Source passage
>> BEGIN
Our loss in the two days’ fight was 1,754 killed, 8,408 wounded and 2,885 missing.  Of these, 2,103 were in the Army of the Ohio.  Beauregard reported a total loss of 10,699, of whom 1,728 were killed, 8,012 wounded and 957 missing.  This estimate must be incorrect.  We buried, by actual count, more of the enemy’s dead in front of the divisions of McClernand and Sherman alone than here reported, and 4,000 was the estimate of the burial parties of the whole field.  Beauregard reports the Confederate force on the 6th at over 40,000, and their total loss during the two days at 10,699; and at the same time declares that he could put only 20,000 men in battle on the morning of the 7th.
>> END
Instruction
Carry on the passage above about the losses in the two days' fight, picking up right after its final sentence.

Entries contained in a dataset
>> BEGIN
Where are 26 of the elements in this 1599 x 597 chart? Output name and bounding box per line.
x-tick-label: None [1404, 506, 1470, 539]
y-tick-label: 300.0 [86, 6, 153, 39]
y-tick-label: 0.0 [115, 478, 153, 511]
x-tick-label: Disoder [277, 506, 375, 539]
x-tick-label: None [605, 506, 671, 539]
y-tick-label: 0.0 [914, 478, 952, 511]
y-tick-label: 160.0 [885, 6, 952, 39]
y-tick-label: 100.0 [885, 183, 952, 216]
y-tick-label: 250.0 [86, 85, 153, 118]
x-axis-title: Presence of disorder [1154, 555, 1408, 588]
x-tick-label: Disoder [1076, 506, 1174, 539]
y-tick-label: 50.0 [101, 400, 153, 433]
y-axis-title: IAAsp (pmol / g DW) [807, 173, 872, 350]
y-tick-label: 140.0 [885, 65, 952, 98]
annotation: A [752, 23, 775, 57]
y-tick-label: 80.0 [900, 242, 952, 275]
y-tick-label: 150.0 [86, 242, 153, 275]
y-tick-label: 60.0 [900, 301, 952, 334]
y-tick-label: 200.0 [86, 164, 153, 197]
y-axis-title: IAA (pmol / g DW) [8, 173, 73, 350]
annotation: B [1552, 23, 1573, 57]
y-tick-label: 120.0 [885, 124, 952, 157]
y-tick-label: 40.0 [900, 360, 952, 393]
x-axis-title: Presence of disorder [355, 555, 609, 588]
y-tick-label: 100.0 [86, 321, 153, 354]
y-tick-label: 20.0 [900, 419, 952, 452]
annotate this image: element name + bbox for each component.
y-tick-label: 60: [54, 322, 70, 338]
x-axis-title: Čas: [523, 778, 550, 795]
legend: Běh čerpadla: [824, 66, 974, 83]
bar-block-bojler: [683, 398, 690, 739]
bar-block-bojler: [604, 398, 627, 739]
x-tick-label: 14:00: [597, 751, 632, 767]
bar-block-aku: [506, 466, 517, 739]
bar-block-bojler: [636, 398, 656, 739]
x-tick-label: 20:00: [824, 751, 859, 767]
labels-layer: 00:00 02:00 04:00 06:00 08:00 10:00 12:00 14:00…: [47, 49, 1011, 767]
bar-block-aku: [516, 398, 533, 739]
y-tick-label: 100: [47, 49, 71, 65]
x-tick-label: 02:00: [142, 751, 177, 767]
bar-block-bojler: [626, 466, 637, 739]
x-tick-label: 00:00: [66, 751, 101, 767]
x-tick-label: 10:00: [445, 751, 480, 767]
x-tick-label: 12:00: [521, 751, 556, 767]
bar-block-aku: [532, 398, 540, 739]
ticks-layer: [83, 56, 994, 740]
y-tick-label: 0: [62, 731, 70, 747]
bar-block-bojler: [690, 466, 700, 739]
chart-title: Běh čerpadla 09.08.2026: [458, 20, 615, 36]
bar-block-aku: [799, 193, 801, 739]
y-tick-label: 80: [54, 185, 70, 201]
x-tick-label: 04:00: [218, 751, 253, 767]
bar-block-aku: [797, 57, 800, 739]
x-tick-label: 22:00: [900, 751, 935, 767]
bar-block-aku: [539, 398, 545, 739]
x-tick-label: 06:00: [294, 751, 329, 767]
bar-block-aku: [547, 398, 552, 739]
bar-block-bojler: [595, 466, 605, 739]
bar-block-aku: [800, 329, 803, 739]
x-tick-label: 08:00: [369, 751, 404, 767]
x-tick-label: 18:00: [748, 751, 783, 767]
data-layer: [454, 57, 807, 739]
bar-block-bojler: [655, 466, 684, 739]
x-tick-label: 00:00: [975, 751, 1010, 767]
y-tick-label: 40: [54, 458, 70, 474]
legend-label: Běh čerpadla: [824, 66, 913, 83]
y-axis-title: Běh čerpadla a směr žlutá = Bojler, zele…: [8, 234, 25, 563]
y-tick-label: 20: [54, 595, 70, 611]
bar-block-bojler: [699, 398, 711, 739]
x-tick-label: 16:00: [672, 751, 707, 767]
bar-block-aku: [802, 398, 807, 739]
>> END
Result for this exercise
The navy gave a hearty support to the army at Shiloh, as indeed it always did both before and subsequently when I was in command.  The nature of the ground was such, however, that on this occasion it could do nothing in aid of the troops until sundown on the first day.  The country was broken and heavily timbered, cutting off all view of the battle from the river, so that friends would be as much in danger from fire from the gunboats as the foe.  But about sundown, when the National troops were back in their last position, the right of the enemy was near the river and exposed to the fire of the two gun-boats, which was delivered with vigor and effect.  After nightfall, when firing had entirely ceased on land, the commander of the fleet informed himself, approximately, of the position of our troops and suggested the idea of dropping a shell within the lines of the enemy every fifteen minutes during the night.  This was done with effect, as is proved by the Confederate reports.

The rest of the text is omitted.